Work to complete >> Write out each line exactly as it stands, please.

[START OF Records shown]

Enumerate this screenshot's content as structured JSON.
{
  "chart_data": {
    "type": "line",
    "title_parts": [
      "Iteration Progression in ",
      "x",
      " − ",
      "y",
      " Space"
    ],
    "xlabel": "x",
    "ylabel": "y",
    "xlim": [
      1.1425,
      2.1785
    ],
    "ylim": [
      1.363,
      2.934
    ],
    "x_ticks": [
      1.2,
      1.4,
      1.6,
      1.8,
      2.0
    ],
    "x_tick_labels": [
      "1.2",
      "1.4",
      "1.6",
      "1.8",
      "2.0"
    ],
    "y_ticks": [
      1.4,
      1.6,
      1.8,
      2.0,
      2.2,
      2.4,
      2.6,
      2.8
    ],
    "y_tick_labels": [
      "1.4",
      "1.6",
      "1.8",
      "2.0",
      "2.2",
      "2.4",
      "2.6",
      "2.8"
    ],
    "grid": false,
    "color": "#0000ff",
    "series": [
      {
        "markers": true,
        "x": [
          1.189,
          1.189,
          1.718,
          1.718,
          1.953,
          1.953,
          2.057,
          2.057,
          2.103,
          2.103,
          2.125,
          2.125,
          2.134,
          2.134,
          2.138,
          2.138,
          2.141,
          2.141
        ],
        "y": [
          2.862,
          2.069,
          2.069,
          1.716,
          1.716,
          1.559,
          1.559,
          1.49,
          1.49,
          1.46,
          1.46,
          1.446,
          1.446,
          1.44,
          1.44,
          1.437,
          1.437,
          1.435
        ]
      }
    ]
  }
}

[END OF Records shown]

Full response >>
Enumerate this screenshot's content as structured JSON.
{
  "chart_data": {
    "type": "line",
    "title_parts": [
      "Iteration Progression in ",
      "x",
      " − ",
      "y",
      " Space"
    ],
    "xlabel": "x",
    "ylabel": "y",
    "xlim": [
      1.1425,
      2.1785
    ],
    "ylim": [
      1.363,
      2.934
    ],
    "x_ticks": [
      1.2,
      1.4,
      1.6,
      1.8,
      2.0
    ],
    "x_tick_labels": [
      "1.2",
      "1.4",
      "1.6",
      "1.8",
      "2.0"
    ],
    "y_ticks": [
      1.4,
      1.6,
      1.8,
      2.0,
      2.2,
      2.4,
      2.6,
      2.8
    ],
    "y_tick_labels": [
      "1.4",
      "1.6",
      "1.8",
      "2.0",
      "2.2",
      "2.4",
      "2.6",
      "2.8"
    ],
    "grid": false,
    "color": "#0000ff",
    "series": [
      {
        "markers": true,
        "x": [
          1.189,
          1.189,
          1.718,
          1.718,
          1.953,
          1.953,
          2.057,
          2.057,
          2.103,
          2.103,
          2.125,
          2.125,
          2.134,
          2.134,
          2.138,
          2.138,
          2.141,
          2.141
        ],
        "y": [
          2.862,
          2.069,
          2.069,
          1.716,
          1.716,
          1.559,
          1.559,
          1.49,
          1.49,
          1.46,
          1.46,
          1.446,
          1.446,
          1.44,
          1.44,
          1.437,
          1.437,
          1.435
        ]
      }
    ]
  }
}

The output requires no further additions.